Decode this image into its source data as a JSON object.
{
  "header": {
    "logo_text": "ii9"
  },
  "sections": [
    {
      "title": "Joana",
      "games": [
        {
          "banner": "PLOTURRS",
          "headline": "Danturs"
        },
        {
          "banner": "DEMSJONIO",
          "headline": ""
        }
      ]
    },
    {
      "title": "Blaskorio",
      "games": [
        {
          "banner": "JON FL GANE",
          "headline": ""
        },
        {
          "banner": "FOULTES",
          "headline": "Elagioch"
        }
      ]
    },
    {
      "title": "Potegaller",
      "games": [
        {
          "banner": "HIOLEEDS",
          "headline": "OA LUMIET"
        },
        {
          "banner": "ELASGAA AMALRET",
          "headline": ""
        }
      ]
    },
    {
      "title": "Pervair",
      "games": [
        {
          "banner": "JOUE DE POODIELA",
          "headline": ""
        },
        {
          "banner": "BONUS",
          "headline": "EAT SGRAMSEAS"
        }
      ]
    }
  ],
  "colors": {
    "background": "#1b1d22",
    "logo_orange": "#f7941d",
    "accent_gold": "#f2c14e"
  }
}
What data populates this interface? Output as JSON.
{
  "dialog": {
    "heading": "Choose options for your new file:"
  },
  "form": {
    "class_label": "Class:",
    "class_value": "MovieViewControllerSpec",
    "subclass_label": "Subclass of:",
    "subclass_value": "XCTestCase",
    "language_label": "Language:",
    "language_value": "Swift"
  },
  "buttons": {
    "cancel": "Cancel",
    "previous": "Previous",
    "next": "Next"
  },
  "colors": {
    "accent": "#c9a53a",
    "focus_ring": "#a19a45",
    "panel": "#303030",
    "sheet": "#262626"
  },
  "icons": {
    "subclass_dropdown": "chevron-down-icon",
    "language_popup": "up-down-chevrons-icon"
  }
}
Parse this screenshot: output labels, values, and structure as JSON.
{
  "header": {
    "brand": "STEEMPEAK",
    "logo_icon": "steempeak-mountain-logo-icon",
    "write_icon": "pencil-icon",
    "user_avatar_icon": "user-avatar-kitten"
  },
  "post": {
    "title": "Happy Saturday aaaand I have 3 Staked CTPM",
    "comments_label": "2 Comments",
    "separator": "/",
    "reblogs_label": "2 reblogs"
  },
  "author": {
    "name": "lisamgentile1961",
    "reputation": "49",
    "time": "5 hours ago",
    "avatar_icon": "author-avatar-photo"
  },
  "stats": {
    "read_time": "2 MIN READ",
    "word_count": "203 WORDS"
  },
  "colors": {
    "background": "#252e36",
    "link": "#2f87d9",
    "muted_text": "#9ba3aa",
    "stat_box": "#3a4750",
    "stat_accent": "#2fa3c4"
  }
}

----------------

Find and copy each line above that includes the string "title".

      "title": "Joana",
      "title": "Blaskorio",
      "title": "Potegaller",
      "title": "Pervair",
    "title": "Happy Saturday aaaand I have 3 Staked CTPM",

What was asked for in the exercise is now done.